» **TO BE DONE**:
Look for "کھوئے" in each line of the entries, and return the matching lines.

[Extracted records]
▽

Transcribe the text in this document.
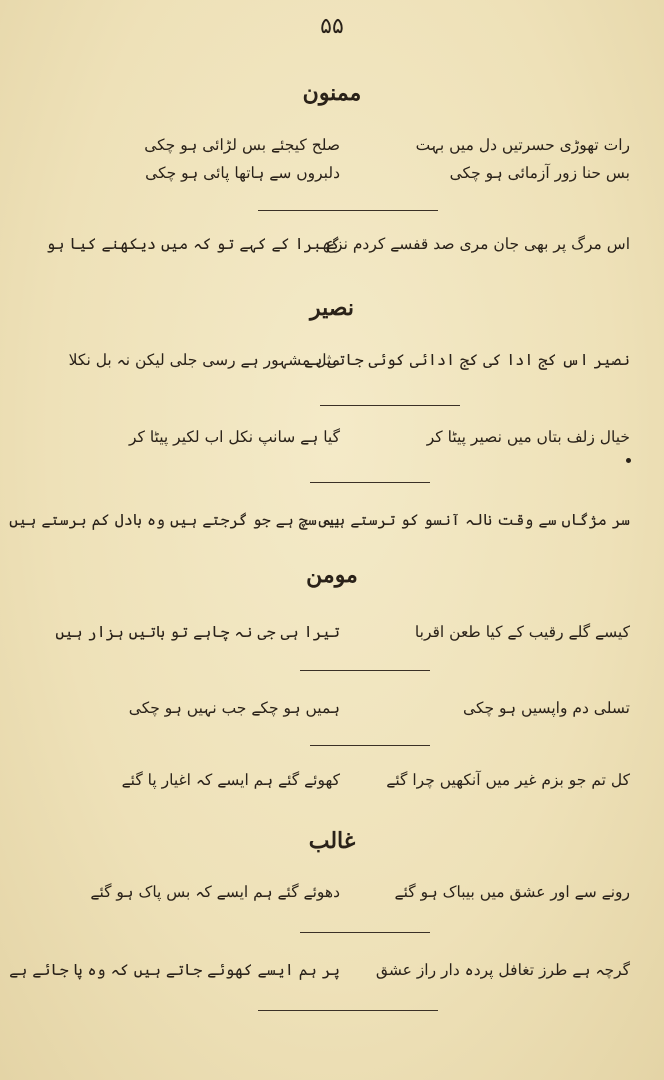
۵۵
ممنون
رات تھوڑی حسرتیں دل میں بہت
صلح کیجئے بس لڑائی ہو چکی
بس حنا زور آزمائی ہو چکی
دلبروں سے ہاتھا پائی ہو چکی
اس مرگ پر بھی جان مری صد قفسے کردم نزع
گھبرا کے کہے تو کہ میں دیکھنے کیا ہو
نصیر
نصیر اس کج ادا کی کج ادائی کوئی جاتی ہے
مثل مشہور ہے رسی جلی لیکن نہ بل نکلا
خیال زلف بتاں میں نصیر پیٹا کر
گیا ہے سانپ نکل اب لکیر پیٹا کر
سر مژگاں سے وقت نالہ آنسو کو ترستے ہیں
یہ سچ ہے جو گرجتے ہیں وہ بادل کم برستے ہیں
مومن
کیسے گلے رقیب کے کیا طعن اقربا
تیرا ہی جی نہ چاہے تو باتیں ہزار ہیں
تسلی دم واپسیں ہو چکی
ہمیں ہو چکے جب نہیں ہو چکی
کل تم جو بزم غیر میں آنکھیں چرا گئے
کھوئے گئے ہم ایسے کہ اغیار پا گئے
غالب
رونے سے اور عشق میں بیباک ہو گئے
دھوئے گئے ہم ایسے کہ بس پاک ہو گئے
گرچہ ہے طرز تغافل پردہ دار راز عشق
پر ہم ایسے کھوئے جاتے ہیں کہ وہ پا جائے ہے
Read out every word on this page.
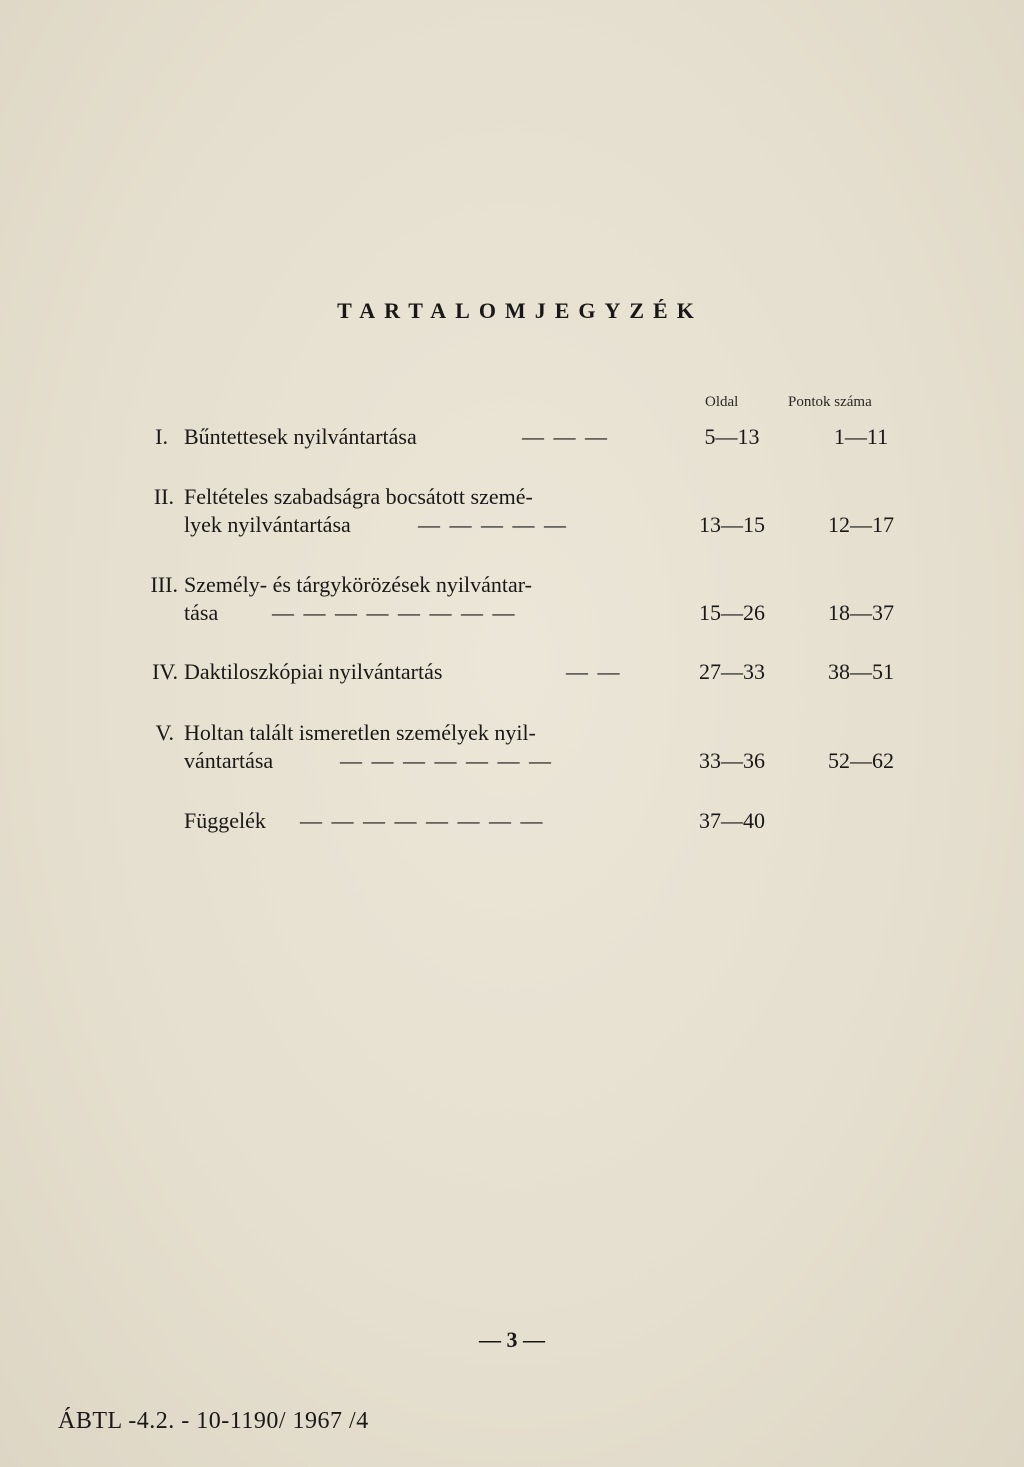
TARTALOMJEGYZÉK
Oldal	Pontok száma
I. Bűntettesek nyilvántartása	— — —	5—13	1—11
II. Feltételes szabadságra bocsátott szemé-
lyek nyilvántartása	— — — — —	13—15	12—17
III. Személy- és tárgykörözések nyilvántar-
tása — — — — — — — —	15—26	18—37
IV. Daktiloszkópiai nyilvántartás	— —	27—33	38—51
V. Holtan talált ismeretlen személyek nyil-
vántartása	— — — — — — —	33—36	52—62
Függelék — — — — — — — —	37—40
— 3 —
ÁBTL -4.2. - 10-1190/ 1967 /4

△

» **REPLY TO THE TASK**:
کھوئے گئے ہم ایسے کہ اغیار پا گئے
پر ہم ایسے کھوئے جاتے ہیں کہ وہ پا جائے ہے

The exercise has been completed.